— Start Passage shown —

Victoria and Abdul

This movie is based on the true story of Queen Victoria and her Indian servant named Abdul Karim. Queen Victoria is played by Judi Dench and Abdul by Ali Fazal. The movie is about the Queen and Abdul’s friendship, a friendship that developed despite the misgivings—and loud protestations—of the Queen’s family and the royal court. One thing I liked is that the movie depicts Queen Victoria as an earthy human being, ordinarily not what one was assumes of a Royal family member. The Queen likes to eat heartily, falls asleep at the dinner table and is outspoken in her manner. It is at a dinner when she first meets Abdul, who was brought to the Royal court to present the Queen with a mohur, a token of appreciation for Britain’s rule over India.

— End Passage shown —
— Start Listed records —

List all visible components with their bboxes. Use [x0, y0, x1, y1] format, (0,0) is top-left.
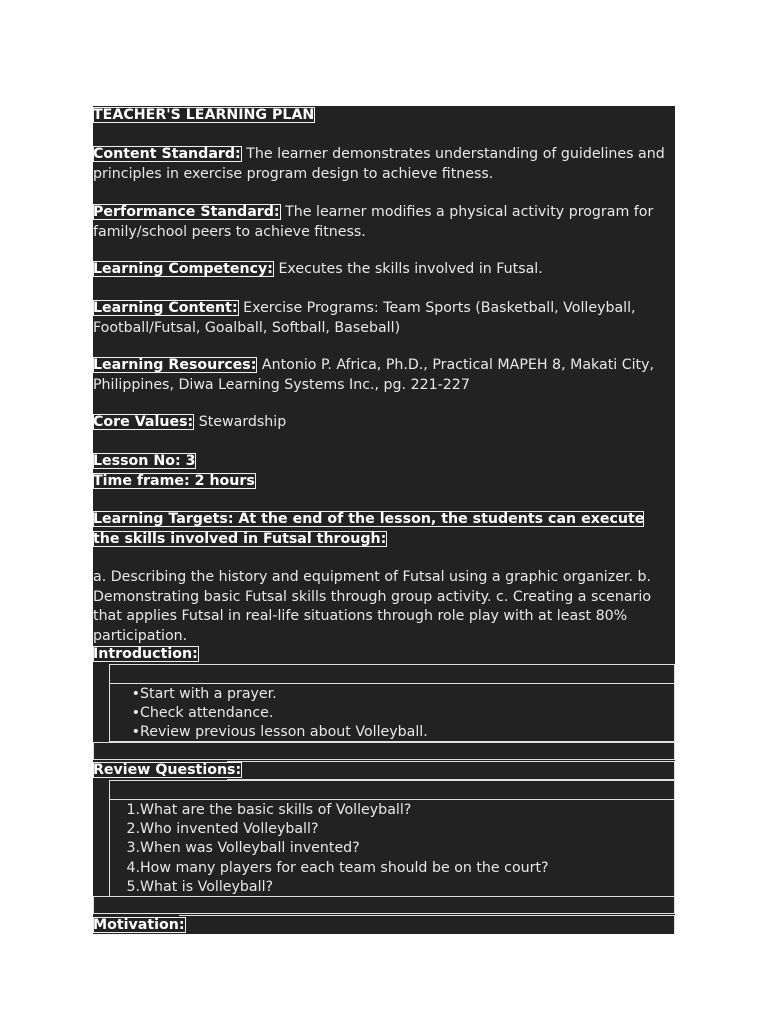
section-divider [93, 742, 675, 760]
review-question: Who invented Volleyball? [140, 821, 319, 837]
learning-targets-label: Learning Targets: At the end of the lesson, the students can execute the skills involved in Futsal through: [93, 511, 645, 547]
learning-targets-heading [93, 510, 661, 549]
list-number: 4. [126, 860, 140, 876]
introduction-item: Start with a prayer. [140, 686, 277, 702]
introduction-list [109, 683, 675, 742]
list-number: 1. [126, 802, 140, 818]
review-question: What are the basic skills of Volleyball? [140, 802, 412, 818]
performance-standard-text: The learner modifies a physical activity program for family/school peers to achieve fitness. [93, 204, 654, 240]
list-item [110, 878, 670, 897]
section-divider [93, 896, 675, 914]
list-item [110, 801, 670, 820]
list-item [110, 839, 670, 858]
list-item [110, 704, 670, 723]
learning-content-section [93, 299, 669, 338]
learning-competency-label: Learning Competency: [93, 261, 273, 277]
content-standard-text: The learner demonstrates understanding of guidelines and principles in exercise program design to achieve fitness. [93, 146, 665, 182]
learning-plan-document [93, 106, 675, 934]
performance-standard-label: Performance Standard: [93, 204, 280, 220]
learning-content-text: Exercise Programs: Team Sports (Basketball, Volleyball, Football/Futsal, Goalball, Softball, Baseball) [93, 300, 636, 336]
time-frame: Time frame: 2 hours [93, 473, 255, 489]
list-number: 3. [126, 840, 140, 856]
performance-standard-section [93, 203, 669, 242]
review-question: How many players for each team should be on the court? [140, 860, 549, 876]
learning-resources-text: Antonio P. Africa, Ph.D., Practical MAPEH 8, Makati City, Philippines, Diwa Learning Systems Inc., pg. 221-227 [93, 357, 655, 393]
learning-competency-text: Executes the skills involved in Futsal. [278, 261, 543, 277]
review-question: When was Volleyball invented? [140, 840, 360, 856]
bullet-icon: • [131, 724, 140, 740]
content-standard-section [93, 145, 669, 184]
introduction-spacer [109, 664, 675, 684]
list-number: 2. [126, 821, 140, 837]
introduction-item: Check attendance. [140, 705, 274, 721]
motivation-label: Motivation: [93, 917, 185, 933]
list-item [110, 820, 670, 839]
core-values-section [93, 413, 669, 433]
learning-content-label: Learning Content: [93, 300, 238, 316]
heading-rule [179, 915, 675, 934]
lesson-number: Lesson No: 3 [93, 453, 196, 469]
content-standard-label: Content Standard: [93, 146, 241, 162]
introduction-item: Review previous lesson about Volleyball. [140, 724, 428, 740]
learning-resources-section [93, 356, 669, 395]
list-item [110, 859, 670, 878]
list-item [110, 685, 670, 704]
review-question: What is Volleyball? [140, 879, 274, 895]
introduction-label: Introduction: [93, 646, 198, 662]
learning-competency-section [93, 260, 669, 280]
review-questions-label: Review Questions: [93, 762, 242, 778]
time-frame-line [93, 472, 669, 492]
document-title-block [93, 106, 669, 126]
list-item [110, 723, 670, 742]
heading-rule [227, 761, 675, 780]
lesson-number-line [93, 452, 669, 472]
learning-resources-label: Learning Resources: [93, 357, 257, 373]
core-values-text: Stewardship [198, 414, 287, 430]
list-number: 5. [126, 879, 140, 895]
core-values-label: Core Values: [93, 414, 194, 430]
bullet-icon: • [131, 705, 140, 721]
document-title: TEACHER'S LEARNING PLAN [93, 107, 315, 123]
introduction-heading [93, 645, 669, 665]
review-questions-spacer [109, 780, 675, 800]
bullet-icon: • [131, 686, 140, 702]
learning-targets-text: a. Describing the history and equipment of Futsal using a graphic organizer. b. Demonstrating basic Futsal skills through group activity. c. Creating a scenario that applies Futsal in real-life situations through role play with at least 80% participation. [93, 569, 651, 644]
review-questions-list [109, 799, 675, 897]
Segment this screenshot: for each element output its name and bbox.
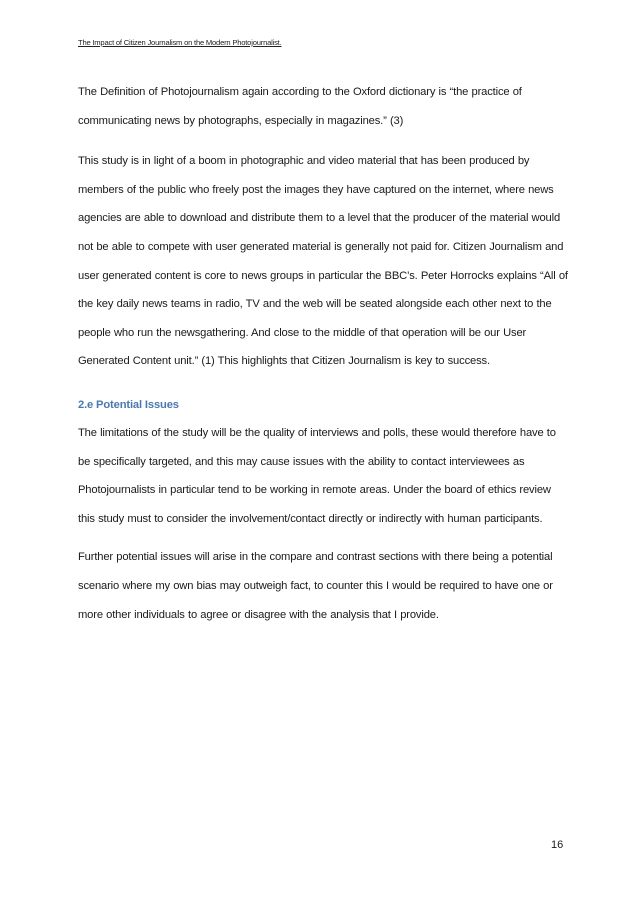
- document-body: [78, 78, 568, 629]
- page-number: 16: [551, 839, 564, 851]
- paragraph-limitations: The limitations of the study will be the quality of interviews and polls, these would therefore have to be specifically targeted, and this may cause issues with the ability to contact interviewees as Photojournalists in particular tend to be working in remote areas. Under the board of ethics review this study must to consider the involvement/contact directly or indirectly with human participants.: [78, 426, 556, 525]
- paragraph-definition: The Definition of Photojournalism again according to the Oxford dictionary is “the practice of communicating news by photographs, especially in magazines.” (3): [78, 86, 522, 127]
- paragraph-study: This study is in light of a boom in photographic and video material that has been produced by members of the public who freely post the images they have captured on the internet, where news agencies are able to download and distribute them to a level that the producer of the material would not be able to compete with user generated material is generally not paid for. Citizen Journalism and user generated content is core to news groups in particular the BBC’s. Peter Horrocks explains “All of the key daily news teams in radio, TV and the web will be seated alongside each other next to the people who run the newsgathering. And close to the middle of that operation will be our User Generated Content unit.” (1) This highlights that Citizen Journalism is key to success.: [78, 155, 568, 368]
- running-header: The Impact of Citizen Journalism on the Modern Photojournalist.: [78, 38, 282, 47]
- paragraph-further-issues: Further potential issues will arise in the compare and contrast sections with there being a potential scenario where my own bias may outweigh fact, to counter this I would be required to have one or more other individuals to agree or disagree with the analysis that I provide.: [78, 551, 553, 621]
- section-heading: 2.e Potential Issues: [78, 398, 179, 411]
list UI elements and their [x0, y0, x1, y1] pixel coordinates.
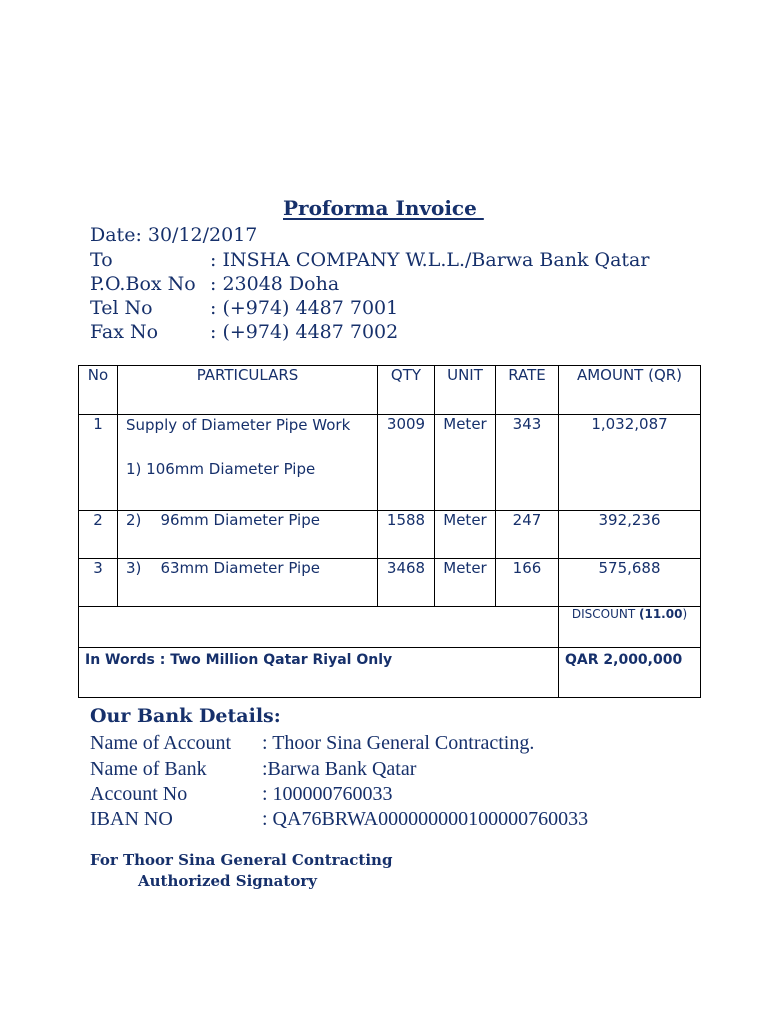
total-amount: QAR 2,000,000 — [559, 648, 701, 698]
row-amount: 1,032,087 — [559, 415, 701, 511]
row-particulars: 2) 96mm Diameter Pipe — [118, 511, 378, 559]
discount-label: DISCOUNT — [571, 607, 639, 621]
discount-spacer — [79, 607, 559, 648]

— End Listed records —

> [The exercise] Carry on the review of the film Victoria and Abdul, picking up after its final sentence. The data has no connection to the text about the film Victoria and Abdul.

> [Reply]
Abdul is not versed in Royal protocol and he makes eye contact with the Queen at their first meeting. This is a nono. From my perspective, I think Victoria’s interest in Abdul is that he was so different from the people who surrounded her at the time. A friendship is born, and for both sides there is much to learn and appreciate about the other’s culture. Abdul teaches the Queen the Qur’an and Urdu and she delights in this new knowledge. Indeed, she is so taken with Abdul, that she decorates a room in Osborne House in a style heavily influenced by Indian culture. Of course, there is outrage from the Royal Court. At one point, her son Bertie (Edward VII) tries quite forcefully to have her send Abdul back to India or he will have her declared insane. It is this scene and the Queen’s very firm response that shows her true mettle. She is a strong lady and, needless to say, Bertie is not successful.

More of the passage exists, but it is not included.